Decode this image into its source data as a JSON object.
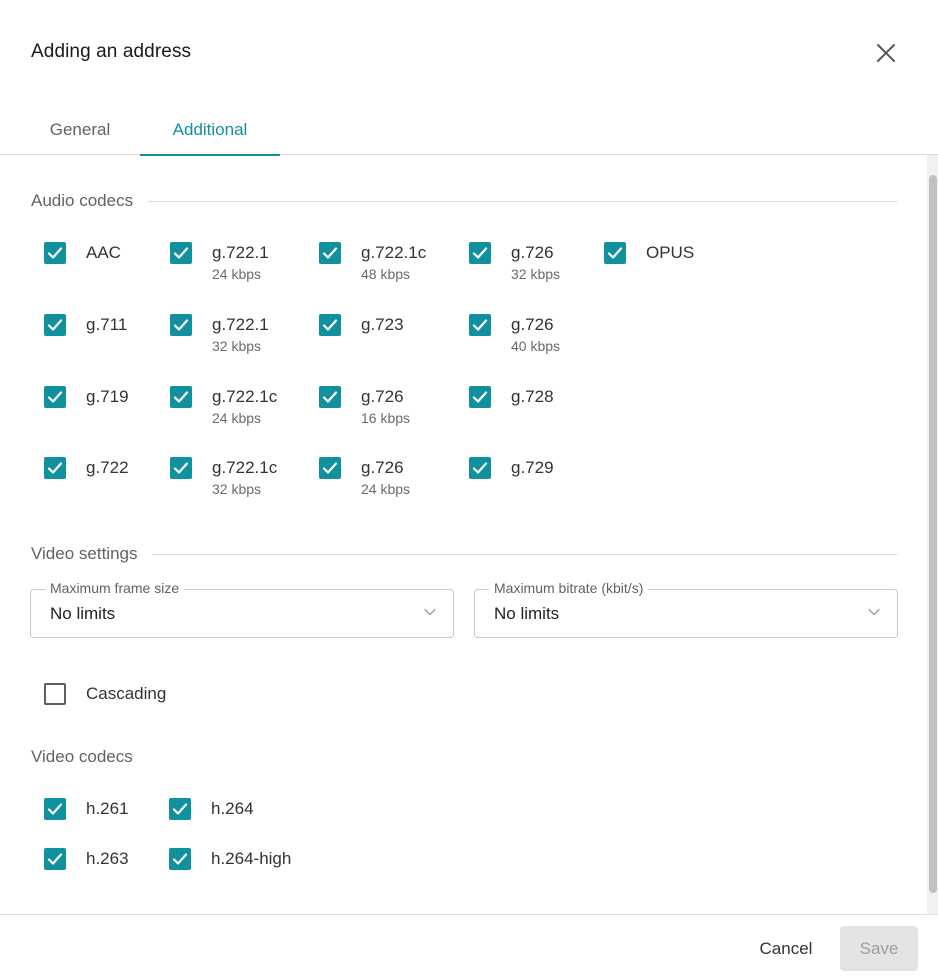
{
  "dialog": {
    "title": "Adding an address"
  },
  "tabs": [
    {
      "label": "General",
      "active": false
    },
    {
      "label": "Additional",
      "active": true
    }
  ],
  "audio_codecs": {
    "title": "Audio codecs",
    "items": [
      {
        "label": "AAC",
        "sub": "",
        "checked": true
      },
      {
        "label": "g.722.1",
        "sub": "24 kbps",
        "checked": true
      },
      {
        "label": "g.722.1c",
        "sub": "48 kbps",
        "checked": true
      },
      {
        "label": "g.726",
        "sub": "32 kbps",
        "checked": true
      },
      {
        "label": "OPUS",
        "sub": "",
        "checked": true
      },
      {
        "label": "g.711",
        "sub": "",
        "checked": true
      },
      {
        "label": "g.722.1",
        "sub": "32 kbps",
        "checked": true
      },
      {
        "label": "g.723",
        "sub": "",
        "checked": true
      },
      {
        "label": "g.726",
        "sub": "40 kbps",
        "checked": true
      },
      {
        "label": "g.719",
        "sub": "",
        "checked": true
      },
      {
        "label": "g.722.1c",
        "sub": "24 kbps",
        "checked": true
      },
      {
        "label": "g.726",
        "sub": "16 kbps",
        "checked": true
      },
      {
        "label": "g.728",
        "sub": "",
        "checked": true
      },
      {
        "label": "g.722",
        "sub": "",
        "checked": true
      },
      {
        "label": "g.722.1c",
        "sub": "32 kbps",
        "checked": true
      },
      {
        "label": "g.726",
        "sub": "24 kbps",
        "checked": true
      },
      {
        "label": "g.729",
        "sub": "",
        "checked": true
      }
    ]
  },
  "video_settings": {
    "title": "Video settings",
    "max_frame_size": {
      "label": "Maximum frame size",
      "value": "No limits"
    },
    "max_bitrate": {
      "label": "Maximum bitrate (kbit/s)",
      "value": "No limits"
    },
    "cascading": {
      "label": "Cascading",
      "checked": false
    }
  },
  "video_codecs": {
    "title": "Video codecs",
    "items": [
      {
        "label": "h.261",
        "checked": true
      },
      {
        "label": "h.264",
        "checked": true
      },
      {
        "label": "h.263",
        "checked": true
      },
      {
        "label": "h.264-high",
        "checked": true
      }
    ]
  },
  "footer": {
    "cancel_label": "Cancel",
    "save_label": "Save"
  },
  "colors": {
    "accent": "#11919e",
    "disabled_bg": "#e4e4e4",
    "disabled_text": "#9e9e9e"
  },
  "icons": {
    "close": "close-icon",
    "check": "check-icon",
    "chevron": "chevron-down-icon"
  }
}
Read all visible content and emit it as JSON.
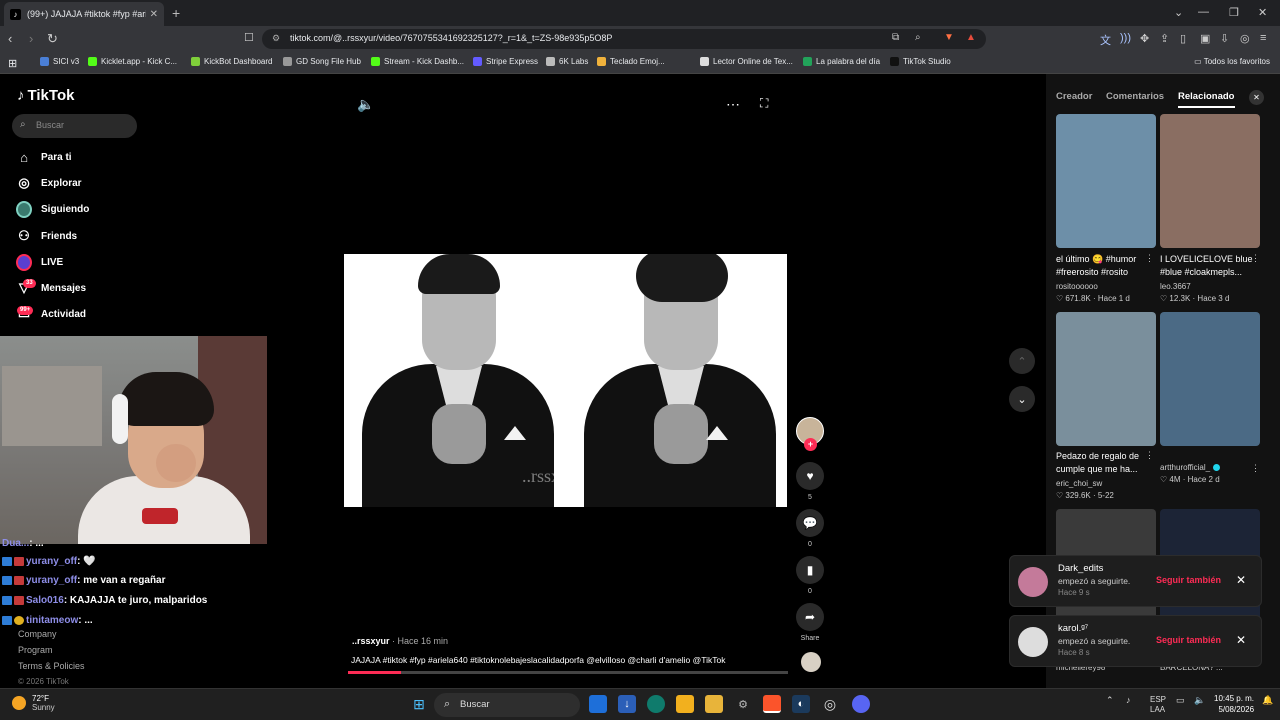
{
  "browser": {
    "tab_title": "(99+) JAJAJA #tiktok #fyp #ari",
    "url": "tiktok.com/@..rssxyur/video/7670755341692325127?_r=1&_t=ZS-98e935p5O8P",
    "bookmarks": [
      {
        "label": "SICI v3",
        "color": "#4a7fd6"
      },
      {
        "label": "Kicklet.app - Kick C...",
        "color": "#53fc18"
      },
      {
        "label": "KickBot Dashboard",
        "color": "#7fcf3a"
      },
      {
        "label": "GD Song File Hub",
        "color": "#999999"
      },
      {
        "label": "Stream - Kick Dashb...",
        "color": "#53fc18"
      },
      {
        "label": "Stripe Express",
        "color": "#635bff"
      },
      {
        "label": "6K Labs",
        "color": "#bbbbbb"
      },
      {
        "label": "Teclado Emoj...",
        "color": "#f0b23c"
      },
      {
        "label": "Lector Online de Tex...",
        "color": "#dddddd"
      },
      {
        "label": "La palabra del día",
        "color": "#22a35a"
      },
      {
        "label": "TikTok Studio",
        "color": "#111111"
      }
    ],
    "all_bookmarks": "Todos los favoritos"
  },
  "sidebar": {
    "logo": "TikTok",
    "search_placeholder": "Buscar",
    "nav": [
      {
        "label": "Para ti",
        "icon": "home-icon"
      },
      {
        "label": "Explorar",
        "icon": "compass-icon"
      },
      {
        "label": "Siguiendo",
        "icon": "following-avatar-icon"
      },
      {
        "label": "Friends",
        "icon": "friends-icon"
      },
      {
        "label": "LIVE",
        "icon": "live-icon"
      },
      {
        "label": "Mensajes",
        "icon": "messages-icon",
        "badge": "33"
      },
      {
        "label": "Actividad",
        "icon": "activity-icon",
        "badge": "99+"
      }
    ],
    "footer": [
      "Company",
      "Program",
      "Terms & Policies",
      "© 2026 TikTok"
    ]
  },
  "chat": [
    {
      "user": "Dua...",
      "msg": ": ..."
    },
    {
      "user": "yurany_off",
      "msg": ": 🤍"
    },
    {
      "user": "yurany_off",
      "msg": ": me van a regañar"
    },
    {
      "user": "Salo016",
      "msg": ": KAJAJJA te juro, malparidos"
    },
    {
      "user": "tinitameow",
      "msg": ": ..."
    }
  ],
  "video": {
    "author": "..rssxyur",
    "time": "Hace 16 min",
    "description": "JAJAJA #tiktok #fyp #ariela640 #tiktoknolebajeslacalidadporfa @elvilloso @charli d'amelio @TikTok",
    "watermark": "..rssxyur",
    "progress": 0.12,
    "likes": "5",
    "comments": "0",
    "saves": "0",
    "share_label": "Share"
  },
  "panel": {
    "tabs": [
      "Creador",
      "Comentarios",
      "Relacionado"
    ],
    "cards": [
      {
        "title": "el último 😋 #humor #freerosito #rosito",
        "user": "rositoooooo",
        "stats": "♡ 671.8K · Hace 1 d",
        "thumb": "#6d8fa8",
        "verified": false
      },
      {
        "title": "I LOVELICELOVE blue #blue #cloakmepls...",
        "user": "leo.3667",
        "stats": "♡ 12.3K · Hace 3 d",
        "thumb": "#8a6e62",
        "verified": false
      },
      {
        "title": "Pedazo de regalo de cumple que me ha...",
        "user": "eric_choi_sw",
        "stats": "♡ 329.6K · 5-22",
        "thumb": "#7a8f9c",
        "verified": false
      },
      {
        "title": "",
        "user": "artthurofficial_",
        "stats": "♡ 4M · Hace 2 d",
        "thumb": "#4b6a85",
        "verified": true
      }
    ],
    "more_cards_users": [
      "michellerey98",
      "BARCELONA? ..."
    ]
  },
  "notifications": [
    {
      "name": "Dark_edits",
      "text": "empezó a seguirte.",
      "time": "Hace 9 s",
      "action": "Seguir también",
      "avatar": "#c47a9a"
    },
    {
      "name": "karol.ᵍ⁷",
      "text": "empezó a seguirte.",
      "time": "Hace 8 s",
      "action": "Seguir también",
      "avatar": "#dddddd"
    }
  ],
  "taskbar": {
    "temp": "72°F",
    "weather": "Sunny",
    "search": "Buscar",
    "lang1": "ESP",
    "lang2": "LAA",
    "time": "10:45 p. m.",
    "date": "5/08/2026"
  }
}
• • • • •
YOUR GOAL: Gather all lines of the records that include the word "Buscar".

SOLUTION FOR THIS EXERCISE:
    "search_placeholder": "Buscar",
    "search": "Buscar",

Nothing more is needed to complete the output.